* [GIVEN EXERCISE] Collect the lines of the entries where "hatch" shows up.

* [GIVEN RECORDS]
================================

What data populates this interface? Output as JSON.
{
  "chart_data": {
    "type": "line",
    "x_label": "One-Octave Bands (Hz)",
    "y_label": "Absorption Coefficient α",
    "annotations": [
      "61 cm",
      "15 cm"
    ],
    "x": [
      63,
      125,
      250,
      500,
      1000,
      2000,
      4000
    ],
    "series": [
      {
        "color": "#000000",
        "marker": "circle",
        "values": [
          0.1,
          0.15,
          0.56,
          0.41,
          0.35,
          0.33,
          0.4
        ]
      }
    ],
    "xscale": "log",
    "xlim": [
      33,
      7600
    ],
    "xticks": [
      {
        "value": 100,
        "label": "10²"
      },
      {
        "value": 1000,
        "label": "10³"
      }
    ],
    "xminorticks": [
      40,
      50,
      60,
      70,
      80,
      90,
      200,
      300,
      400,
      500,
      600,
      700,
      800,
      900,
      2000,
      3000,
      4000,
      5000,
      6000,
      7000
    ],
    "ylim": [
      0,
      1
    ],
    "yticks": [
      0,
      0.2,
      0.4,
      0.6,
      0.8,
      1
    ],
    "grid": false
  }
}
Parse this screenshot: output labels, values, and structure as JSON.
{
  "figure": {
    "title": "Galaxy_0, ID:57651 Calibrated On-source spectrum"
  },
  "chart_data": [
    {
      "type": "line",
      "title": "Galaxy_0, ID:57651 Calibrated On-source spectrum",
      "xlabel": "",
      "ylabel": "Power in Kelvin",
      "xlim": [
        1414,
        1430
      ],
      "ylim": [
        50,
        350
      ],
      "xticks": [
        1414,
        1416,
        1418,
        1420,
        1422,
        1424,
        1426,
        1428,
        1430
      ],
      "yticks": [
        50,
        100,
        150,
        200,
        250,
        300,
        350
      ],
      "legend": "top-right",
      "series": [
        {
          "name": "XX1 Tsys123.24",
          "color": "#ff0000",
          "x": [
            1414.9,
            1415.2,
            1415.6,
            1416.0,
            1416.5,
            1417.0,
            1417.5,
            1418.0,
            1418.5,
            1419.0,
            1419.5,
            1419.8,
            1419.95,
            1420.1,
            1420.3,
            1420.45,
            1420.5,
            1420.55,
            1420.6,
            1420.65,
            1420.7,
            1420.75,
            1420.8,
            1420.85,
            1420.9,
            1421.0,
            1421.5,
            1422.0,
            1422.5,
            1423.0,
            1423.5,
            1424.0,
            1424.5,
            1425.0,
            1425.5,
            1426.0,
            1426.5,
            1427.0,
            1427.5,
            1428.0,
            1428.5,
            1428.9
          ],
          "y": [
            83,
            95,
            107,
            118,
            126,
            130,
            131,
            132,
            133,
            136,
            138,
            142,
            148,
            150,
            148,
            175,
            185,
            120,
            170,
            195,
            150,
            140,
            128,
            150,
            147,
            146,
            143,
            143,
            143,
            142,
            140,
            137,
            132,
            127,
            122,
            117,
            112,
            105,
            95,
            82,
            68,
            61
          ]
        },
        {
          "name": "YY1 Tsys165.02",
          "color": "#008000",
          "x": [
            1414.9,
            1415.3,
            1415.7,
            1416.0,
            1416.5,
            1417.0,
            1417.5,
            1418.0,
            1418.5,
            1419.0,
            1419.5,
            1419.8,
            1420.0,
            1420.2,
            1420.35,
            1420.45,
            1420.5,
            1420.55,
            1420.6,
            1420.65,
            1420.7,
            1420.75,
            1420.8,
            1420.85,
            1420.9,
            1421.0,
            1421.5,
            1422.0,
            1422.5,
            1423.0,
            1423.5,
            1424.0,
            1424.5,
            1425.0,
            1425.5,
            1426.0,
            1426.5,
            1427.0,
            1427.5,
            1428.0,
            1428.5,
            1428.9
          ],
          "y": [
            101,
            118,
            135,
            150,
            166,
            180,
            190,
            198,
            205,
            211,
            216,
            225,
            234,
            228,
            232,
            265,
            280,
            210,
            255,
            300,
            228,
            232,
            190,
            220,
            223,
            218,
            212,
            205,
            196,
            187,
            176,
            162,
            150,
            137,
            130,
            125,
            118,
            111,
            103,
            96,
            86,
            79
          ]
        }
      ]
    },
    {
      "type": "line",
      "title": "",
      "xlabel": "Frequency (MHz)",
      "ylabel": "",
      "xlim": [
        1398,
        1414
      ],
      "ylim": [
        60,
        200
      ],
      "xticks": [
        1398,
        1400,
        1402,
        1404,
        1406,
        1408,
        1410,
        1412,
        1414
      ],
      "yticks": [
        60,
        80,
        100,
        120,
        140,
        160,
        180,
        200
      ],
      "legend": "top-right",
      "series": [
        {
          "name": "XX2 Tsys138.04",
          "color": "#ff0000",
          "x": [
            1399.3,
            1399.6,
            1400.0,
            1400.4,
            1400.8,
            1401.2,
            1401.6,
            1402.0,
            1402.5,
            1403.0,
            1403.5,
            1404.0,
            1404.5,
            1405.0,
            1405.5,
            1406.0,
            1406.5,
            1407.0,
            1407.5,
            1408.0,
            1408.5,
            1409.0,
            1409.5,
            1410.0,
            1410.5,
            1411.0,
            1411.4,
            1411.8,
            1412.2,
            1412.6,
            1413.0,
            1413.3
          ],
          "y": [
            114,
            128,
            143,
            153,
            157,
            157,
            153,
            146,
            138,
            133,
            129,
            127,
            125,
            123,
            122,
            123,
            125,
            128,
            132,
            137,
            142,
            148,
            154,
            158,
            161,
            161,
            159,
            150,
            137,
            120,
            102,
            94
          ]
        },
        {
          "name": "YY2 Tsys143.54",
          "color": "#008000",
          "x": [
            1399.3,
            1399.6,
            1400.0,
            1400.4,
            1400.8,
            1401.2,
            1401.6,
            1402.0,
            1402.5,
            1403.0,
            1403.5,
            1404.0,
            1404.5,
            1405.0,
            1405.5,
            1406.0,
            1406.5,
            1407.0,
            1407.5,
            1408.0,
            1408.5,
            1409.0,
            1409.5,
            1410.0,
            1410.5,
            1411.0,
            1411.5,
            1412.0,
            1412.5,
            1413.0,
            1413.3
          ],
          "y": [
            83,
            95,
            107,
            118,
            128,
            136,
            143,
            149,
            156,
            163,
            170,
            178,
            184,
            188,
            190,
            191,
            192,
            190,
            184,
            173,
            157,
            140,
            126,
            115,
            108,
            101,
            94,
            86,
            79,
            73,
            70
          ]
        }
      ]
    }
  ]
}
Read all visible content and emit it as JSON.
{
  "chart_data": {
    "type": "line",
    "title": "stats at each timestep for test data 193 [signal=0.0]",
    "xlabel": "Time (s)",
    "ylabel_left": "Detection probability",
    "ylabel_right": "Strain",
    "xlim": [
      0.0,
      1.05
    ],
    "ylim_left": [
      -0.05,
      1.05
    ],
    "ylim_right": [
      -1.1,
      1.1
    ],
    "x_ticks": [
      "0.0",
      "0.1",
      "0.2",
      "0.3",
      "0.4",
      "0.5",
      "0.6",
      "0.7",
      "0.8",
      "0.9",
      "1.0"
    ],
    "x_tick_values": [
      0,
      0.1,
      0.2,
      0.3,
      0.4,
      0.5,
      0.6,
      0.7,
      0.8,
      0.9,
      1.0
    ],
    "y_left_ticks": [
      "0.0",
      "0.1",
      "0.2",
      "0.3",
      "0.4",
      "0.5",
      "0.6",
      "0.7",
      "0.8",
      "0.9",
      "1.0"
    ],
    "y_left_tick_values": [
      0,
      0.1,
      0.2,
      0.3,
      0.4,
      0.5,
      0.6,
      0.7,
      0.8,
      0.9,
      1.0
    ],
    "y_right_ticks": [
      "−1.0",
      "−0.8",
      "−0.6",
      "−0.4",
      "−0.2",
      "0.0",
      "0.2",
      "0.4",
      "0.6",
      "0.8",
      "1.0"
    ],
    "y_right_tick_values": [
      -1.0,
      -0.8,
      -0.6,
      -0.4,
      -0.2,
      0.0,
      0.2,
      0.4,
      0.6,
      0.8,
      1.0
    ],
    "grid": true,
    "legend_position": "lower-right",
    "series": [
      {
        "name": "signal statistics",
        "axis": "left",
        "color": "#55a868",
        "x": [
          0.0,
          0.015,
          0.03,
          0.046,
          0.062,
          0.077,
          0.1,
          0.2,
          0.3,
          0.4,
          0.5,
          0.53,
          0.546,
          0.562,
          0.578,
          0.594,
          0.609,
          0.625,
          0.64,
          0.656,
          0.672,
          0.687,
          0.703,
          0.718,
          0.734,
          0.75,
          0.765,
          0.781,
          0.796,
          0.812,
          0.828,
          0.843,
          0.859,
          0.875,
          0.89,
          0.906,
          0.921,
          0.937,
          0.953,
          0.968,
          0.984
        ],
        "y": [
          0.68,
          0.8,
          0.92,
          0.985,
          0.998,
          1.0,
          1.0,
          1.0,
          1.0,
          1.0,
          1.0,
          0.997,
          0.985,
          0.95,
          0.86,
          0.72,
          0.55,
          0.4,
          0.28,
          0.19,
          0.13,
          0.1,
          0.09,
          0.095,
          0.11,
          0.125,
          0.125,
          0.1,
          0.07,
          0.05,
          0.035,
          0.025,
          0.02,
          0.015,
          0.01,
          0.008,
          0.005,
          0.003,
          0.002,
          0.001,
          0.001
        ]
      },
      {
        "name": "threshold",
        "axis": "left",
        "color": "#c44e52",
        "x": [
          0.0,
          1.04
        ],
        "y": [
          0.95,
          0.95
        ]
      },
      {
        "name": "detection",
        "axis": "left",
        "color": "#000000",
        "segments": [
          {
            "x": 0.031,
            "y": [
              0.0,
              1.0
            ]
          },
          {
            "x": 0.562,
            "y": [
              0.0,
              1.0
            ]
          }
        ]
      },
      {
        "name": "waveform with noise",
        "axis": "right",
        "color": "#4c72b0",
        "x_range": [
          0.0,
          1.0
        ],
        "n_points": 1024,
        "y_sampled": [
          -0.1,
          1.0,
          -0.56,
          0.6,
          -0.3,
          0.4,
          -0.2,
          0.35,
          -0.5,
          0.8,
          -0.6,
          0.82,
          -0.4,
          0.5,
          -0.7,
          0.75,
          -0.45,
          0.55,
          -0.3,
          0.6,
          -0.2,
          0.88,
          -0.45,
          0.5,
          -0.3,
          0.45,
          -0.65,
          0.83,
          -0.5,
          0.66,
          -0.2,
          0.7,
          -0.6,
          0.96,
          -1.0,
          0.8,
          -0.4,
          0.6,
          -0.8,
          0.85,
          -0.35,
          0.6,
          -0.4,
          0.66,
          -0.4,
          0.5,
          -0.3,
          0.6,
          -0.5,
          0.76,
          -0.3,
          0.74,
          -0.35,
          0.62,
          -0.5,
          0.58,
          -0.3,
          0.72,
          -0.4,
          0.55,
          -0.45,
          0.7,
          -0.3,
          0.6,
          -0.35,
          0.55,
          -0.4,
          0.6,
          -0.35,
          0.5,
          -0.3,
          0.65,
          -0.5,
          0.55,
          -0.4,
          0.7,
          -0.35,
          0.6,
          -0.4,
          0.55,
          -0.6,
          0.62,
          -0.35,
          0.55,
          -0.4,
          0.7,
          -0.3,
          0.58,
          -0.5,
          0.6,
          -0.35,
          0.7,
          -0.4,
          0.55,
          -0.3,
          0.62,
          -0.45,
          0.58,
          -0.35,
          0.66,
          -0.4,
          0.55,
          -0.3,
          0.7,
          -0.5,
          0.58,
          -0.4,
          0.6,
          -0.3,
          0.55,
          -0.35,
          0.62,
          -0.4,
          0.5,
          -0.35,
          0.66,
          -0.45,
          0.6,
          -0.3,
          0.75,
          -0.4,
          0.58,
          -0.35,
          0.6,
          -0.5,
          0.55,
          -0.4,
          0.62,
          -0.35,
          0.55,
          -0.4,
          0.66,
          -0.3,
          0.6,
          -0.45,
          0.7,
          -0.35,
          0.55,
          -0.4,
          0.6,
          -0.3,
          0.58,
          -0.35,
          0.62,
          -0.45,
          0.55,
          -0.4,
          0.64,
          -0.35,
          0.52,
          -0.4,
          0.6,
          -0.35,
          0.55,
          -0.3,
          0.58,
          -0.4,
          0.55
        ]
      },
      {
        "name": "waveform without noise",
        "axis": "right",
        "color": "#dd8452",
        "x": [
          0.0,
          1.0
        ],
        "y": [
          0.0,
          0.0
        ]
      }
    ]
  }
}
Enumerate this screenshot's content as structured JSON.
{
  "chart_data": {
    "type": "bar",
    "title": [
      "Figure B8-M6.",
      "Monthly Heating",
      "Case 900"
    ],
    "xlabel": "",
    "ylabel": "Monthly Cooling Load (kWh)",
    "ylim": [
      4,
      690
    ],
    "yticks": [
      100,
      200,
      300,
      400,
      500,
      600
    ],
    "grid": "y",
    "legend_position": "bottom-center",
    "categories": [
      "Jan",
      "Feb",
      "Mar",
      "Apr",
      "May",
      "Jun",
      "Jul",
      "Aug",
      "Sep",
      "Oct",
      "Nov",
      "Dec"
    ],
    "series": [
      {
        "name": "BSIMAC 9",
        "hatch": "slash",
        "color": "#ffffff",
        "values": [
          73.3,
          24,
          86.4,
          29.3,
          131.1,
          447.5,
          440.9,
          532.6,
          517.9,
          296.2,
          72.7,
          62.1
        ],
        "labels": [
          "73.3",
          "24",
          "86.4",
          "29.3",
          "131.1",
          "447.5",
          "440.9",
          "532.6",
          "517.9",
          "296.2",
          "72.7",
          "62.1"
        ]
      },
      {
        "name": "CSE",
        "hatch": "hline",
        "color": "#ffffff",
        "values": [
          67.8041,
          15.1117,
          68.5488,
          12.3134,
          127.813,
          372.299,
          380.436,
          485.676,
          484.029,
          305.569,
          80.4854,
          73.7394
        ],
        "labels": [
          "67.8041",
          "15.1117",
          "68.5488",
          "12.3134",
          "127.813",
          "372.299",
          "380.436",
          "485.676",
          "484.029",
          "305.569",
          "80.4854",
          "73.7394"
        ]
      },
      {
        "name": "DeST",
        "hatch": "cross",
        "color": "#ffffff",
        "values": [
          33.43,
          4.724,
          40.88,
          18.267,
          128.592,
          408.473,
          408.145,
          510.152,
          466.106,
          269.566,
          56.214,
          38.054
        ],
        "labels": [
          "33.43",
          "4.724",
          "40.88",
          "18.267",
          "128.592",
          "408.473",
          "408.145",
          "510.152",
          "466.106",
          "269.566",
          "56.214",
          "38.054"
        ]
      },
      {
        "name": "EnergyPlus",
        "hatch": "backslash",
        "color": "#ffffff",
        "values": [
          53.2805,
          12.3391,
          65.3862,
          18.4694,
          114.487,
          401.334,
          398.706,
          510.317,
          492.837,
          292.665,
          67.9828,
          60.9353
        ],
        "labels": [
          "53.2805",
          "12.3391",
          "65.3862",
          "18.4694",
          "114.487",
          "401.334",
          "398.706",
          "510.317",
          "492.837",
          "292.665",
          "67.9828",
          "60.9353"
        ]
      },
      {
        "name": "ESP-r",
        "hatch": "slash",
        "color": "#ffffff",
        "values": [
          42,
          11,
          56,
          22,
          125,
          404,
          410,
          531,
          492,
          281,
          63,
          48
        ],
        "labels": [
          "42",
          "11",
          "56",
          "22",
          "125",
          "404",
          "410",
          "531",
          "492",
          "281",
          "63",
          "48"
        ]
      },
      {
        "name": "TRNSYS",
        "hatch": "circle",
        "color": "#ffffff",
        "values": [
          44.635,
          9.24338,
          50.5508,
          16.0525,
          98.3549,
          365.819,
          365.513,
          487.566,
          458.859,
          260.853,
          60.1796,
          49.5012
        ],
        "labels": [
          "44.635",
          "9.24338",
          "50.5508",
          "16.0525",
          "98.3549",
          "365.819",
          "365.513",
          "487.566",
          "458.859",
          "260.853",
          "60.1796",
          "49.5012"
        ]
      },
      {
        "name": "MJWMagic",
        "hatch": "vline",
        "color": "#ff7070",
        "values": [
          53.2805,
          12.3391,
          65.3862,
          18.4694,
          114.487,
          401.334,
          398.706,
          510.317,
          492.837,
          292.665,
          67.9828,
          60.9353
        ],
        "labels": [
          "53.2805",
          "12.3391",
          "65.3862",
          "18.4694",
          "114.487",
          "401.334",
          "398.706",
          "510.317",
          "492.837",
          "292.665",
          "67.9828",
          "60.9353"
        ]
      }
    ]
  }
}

================================

* [THE RESPONSE]
        "hatch": "slash",
        "hatch": "hline",
        "hatch": "cross",
        "hatch": "backslash",
        "hatch": "slash",
        "hatch": "circle",
        "hatch": "vline",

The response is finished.